*Short task*
From the records below, pull each line that has "caption".
-- start Task material --
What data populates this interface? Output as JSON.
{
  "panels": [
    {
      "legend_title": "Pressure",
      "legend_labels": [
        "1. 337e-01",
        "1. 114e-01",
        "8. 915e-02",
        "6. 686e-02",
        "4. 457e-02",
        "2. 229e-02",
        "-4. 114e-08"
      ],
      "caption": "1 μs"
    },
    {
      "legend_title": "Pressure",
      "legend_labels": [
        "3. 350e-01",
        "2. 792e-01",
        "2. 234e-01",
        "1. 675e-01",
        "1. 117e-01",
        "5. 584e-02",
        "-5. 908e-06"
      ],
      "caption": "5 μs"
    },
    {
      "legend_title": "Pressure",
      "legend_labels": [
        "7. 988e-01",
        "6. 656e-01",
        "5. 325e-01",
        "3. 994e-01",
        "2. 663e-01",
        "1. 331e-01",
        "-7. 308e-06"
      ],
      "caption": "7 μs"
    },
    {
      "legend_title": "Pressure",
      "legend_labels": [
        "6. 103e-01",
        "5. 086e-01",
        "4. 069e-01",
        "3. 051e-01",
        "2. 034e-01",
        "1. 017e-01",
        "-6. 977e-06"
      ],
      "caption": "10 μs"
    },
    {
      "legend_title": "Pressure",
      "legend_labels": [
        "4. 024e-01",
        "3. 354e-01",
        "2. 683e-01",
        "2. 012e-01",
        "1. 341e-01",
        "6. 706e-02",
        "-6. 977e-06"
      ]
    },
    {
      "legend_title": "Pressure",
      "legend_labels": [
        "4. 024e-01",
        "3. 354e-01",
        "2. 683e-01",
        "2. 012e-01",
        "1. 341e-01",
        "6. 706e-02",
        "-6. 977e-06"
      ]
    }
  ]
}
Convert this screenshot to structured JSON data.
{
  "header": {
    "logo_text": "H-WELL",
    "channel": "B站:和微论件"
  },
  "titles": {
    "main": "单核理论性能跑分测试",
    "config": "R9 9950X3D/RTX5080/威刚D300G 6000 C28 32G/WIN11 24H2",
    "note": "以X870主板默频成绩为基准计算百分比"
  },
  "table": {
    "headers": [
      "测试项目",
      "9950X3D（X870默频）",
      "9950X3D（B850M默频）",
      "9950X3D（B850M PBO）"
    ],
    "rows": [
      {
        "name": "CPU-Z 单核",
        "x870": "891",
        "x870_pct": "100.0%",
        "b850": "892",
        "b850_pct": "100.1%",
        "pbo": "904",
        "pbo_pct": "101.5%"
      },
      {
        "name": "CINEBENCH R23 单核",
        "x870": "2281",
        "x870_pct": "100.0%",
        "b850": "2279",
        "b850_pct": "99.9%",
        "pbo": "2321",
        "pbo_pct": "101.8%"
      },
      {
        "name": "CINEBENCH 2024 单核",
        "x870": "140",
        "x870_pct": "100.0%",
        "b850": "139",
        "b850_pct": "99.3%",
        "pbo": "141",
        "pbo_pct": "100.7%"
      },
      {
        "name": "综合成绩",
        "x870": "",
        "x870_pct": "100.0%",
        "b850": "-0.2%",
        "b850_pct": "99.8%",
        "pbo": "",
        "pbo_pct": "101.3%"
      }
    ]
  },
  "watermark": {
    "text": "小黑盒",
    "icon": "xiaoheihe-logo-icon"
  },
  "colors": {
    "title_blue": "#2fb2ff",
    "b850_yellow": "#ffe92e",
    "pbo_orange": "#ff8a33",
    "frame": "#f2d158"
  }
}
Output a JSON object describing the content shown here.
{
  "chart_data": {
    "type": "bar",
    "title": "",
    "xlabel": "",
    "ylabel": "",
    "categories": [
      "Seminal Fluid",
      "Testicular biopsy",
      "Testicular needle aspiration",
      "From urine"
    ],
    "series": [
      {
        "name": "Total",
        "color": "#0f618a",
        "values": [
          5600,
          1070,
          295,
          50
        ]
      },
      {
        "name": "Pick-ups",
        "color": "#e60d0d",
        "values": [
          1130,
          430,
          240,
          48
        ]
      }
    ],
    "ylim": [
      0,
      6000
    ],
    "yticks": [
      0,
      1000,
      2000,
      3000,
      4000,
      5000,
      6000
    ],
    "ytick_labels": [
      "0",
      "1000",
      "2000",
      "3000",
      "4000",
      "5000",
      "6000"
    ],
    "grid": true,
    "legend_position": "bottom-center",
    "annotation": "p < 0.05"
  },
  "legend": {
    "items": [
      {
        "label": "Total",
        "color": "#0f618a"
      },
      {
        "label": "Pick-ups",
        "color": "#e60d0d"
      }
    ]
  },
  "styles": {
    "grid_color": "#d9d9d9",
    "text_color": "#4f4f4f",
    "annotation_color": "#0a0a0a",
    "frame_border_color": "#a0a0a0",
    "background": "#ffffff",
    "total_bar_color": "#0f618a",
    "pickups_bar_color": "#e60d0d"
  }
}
-- end Task material --
*Task output*
      "caption": "1 μs"
      "caption": "5 μs"
      "caption": "7 μs"
      "caption": "10 μs"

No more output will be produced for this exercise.